SHORT EXERCISE:
Write out every entry, unchanged. Skip any picture.
* START DATA ROWS *
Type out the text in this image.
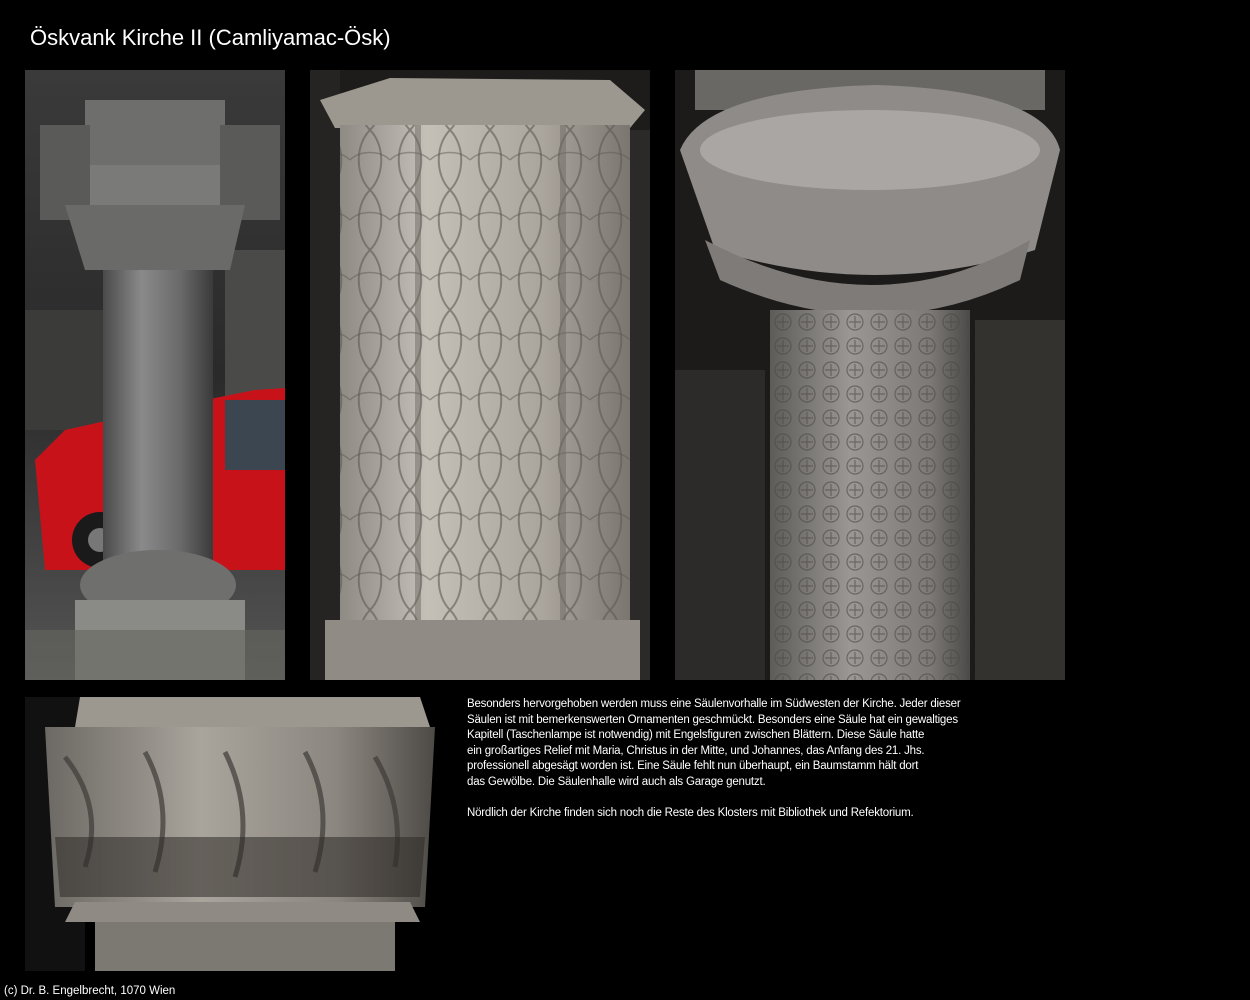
Öskvank Kirche II (Camliyamac-Ösk)
Besonders hervorgehoben werden muss eine Säulenvorhalle im Südwesten der Kirche. Jeder dieser
Säulen ist mit bemerkenswerten Ornamenten geschmückt. Besonders eine Säule hat ein gewaltiges
Kapitell (Taschenlampe ist notwendig) mit Engelsfiguren zwischen Blättern. Diese Säule hatte
ein großartiges Relief mit Maria, Christus in der Mitte, und Johannes, das Anfang des 21. Jhs.
professionell abgesägt worden ist. Eine Säule fehlt nun überhaupt, ein Baumstamm hält dort
das Gewölbe. Die Säulenhalle wird auch als Garage genutzt.
Nördlich der Kirche finden sich noch die Reste des Klosters mit Bibliothek und Refektorium.
(c) Dr. B. Engelbrecht, 1070 Wien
* END DATA ROWS *
WORKED SOLUTION:
Type out the text in this image.
Öskvank Kirche II (Camliyamac-Ösk)
Besonders hervorgehoben werden muss eine Säulenvorhalle im Südwesten der Kirche. Jeder dieser
Säulen ist mit bemerkenswerten Ornamenten geschmückt. Besonders eine Säule hat ein gewaltiges
Kapitell (Taschenlampe ist notwendig) mit Engelsfiguren zwischen Blättern. Diese Säule hatte
ein großartiges Relief mit Maria, Christus in der Mitte, und Johannes, das Anfang des 21. Jhs.
professionell abgesägt worden ist. Eine Säule fehlt nun überhaupt, ein Baumstamm hält dort
das Gewölbe. Die Säulenhalle wird auch als Garage genutzt.
Nördlich der Kirche finden sich noch die Reste des Klosters mit Bibliothek und Refektorium.
(c) Dr. B. Engelbrecht, 1070 Wien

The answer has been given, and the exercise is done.